Work to be completed – Print every row below verbatim, omitting the picture placeholders.
+++ Exercise input
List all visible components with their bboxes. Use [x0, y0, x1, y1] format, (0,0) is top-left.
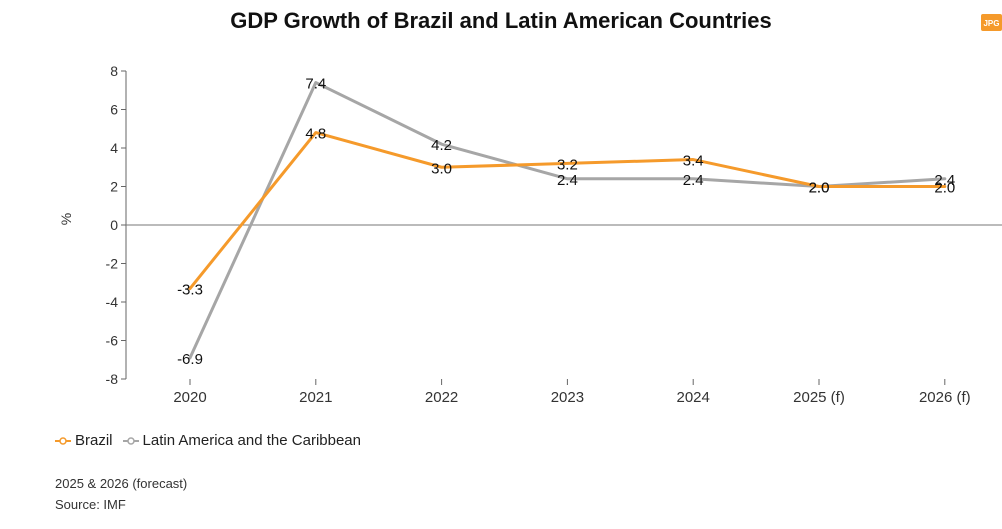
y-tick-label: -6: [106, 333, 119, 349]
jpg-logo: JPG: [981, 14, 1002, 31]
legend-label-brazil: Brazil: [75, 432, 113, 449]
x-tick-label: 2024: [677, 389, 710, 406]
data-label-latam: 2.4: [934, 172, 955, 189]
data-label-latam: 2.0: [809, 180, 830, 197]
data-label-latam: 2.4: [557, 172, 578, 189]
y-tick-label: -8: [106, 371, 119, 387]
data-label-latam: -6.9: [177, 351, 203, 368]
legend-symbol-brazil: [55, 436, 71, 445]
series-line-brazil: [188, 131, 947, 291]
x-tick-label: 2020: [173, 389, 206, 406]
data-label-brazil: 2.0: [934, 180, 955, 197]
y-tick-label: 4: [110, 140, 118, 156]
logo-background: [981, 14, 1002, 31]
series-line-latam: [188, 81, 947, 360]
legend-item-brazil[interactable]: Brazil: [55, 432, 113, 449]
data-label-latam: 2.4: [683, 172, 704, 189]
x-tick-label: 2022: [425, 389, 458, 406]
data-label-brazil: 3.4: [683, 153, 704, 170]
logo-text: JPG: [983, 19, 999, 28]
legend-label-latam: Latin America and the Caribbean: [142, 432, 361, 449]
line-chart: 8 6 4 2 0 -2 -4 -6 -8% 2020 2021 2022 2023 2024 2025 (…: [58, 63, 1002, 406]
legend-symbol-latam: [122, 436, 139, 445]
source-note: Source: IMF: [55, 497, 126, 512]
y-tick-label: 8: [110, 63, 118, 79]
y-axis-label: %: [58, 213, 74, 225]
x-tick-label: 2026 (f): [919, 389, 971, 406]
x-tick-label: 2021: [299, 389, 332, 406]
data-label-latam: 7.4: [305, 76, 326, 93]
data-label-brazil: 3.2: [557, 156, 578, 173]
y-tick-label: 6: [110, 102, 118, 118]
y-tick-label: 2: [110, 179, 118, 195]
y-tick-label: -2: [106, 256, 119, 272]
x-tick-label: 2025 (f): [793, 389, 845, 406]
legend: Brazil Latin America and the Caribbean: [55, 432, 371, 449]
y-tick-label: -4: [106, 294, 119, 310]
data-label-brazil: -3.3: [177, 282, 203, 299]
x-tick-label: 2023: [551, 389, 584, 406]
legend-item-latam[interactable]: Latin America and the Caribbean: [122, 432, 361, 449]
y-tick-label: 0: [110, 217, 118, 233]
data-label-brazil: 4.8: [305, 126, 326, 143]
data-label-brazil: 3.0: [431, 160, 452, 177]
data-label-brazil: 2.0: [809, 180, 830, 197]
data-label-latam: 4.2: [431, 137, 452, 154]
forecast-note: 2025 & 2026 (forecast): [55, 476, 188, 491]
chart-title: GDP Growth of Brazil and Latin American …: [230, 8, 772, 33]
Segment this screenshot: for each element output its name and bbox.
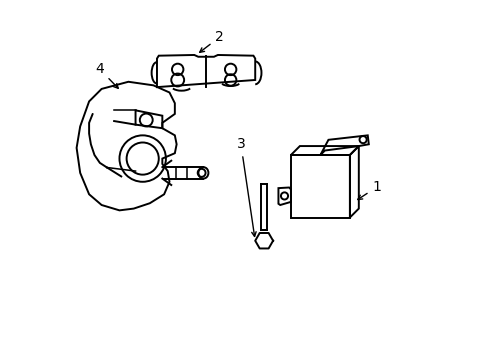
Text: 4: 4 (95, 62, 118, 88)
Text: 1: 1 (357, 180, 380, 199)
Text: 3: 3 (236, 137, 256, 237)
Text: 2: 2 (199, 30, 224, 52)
++++++
Exercise solution –
List all visible components with their bboxes. Use [x0, y0, x1, y1] format, (0,0) is top-left.
y-tick-label: -6: [106, 333, 119, 349]
jpg-logo: JPG: [981, 14, 1002, 31]
legend-label-brazil: Brazil: [75, 432, 113, 449]
x-tick-label: 2024: [677, 389, 710, 406]
data-label-latam: 2.4: [934, 172, 955, 189]
data-label-latam: 2.0: [809, 180, 830, 197]
data-label-latam: 2.4: [557, 172, 578, 189]
y-tick-label: -8: [106, 371, 119, 387]
data-label-latam: -6.9: [177, 351, 203, 368]
legend-symbol-brazil: [55, 436, 71, 445]
series-line-brazil: [188, 131, 947, 291]
x-tick-label: 2020: [173, 389, 206, 406]
data-label-brazil: 2.0: [934, 180, 955, 197]
y-tick-label: 4: [110, 140, 118, 156]
logo-background: [981, 14, 1002, 31]
series-line-latam: [188, 81, 947, 360]
legend-item-brazil[interactable]: Brazil: [55, 432, 113, 449]
data-label-latam: 2.4: [683, 172, 704, 189]
x-tick-label: 2022: [425, 389, 458, 406]
data-label-brazil: 3.4: [683, 153, 704, 170]
logo-text: JPG: [983, 19, 999, 28]
legend-label-latam: Latin America and the Caribbean: [142, 432, 361, 449]
line-chart: 8 6 4 2 0 -2 -4 -6 -8% 2020 2021 2022 2023 2024 2025 (…: [58, 63, 1002, 406]
legend-symbol-latam: [122, 436, 139, 445]
source-note: Source: IMF: [55, 497, 126, 512]
y-tick-label: 8: [110, 63, 118, 79]
y-axis-label: %: [58, 213, 74, 225]
x-tick-label: 2026 (f): [919, 389, 971, 406]
x-tick-label: 2021: [299, 389, 332, 406]
data-label-latam: 7.4: [305, 76, 326, 93]
data-label-brazil: 3.2: [557, 156, 578, 173]
y-tick-label: 6: [110, 102, 118, 118]
y-tick-label: 2: [110, 179, 118, 195]
y-tick-label: -2: [106, 256, 119, 272]
x-tick-label: 2025 (f): [793, 389, 845, 406]
legend: Brazil Latin America and the Caribbean: [55, 432, 371, 449]
y-tick-label: -4: [106, 294, 119, 310]
data-label-brazil: -3.3: [177, 282, 203, 299]
x-tick-label: 2023: [551, 389, 584, 406]
legend-item-latam[interactable]: Latin America and the Caribbean: [122, 432, 361, 449]
y-tick-label: 0: [110, 217, 118, 233]
data-label-brazil: 4.8: [305, 126, 326, 143]
data-label-brazil: 3.0: [431, 160, 452, 177]
data-label-brazil: 2.0: [809, 180, 830, 197]
data-label-latam: 4.2: [431, 137, 452, 154]
forecast-note: 2025 & 2026 (forecast): [55, 476, 188, 491]
chart-title: GDP Growth of Brazil and Latin American …: [230, 8, 772, 33]
Segment this screenshot: for each element output its name and bbox.
Text: 4: 4 (95, 62, 118, 88)
Text: 1: 1 (357, 180, 380, 199)
Text: 3: 3 (236, 137, 256, 237)
Text: 2: 2 (199, 30, 224, 52)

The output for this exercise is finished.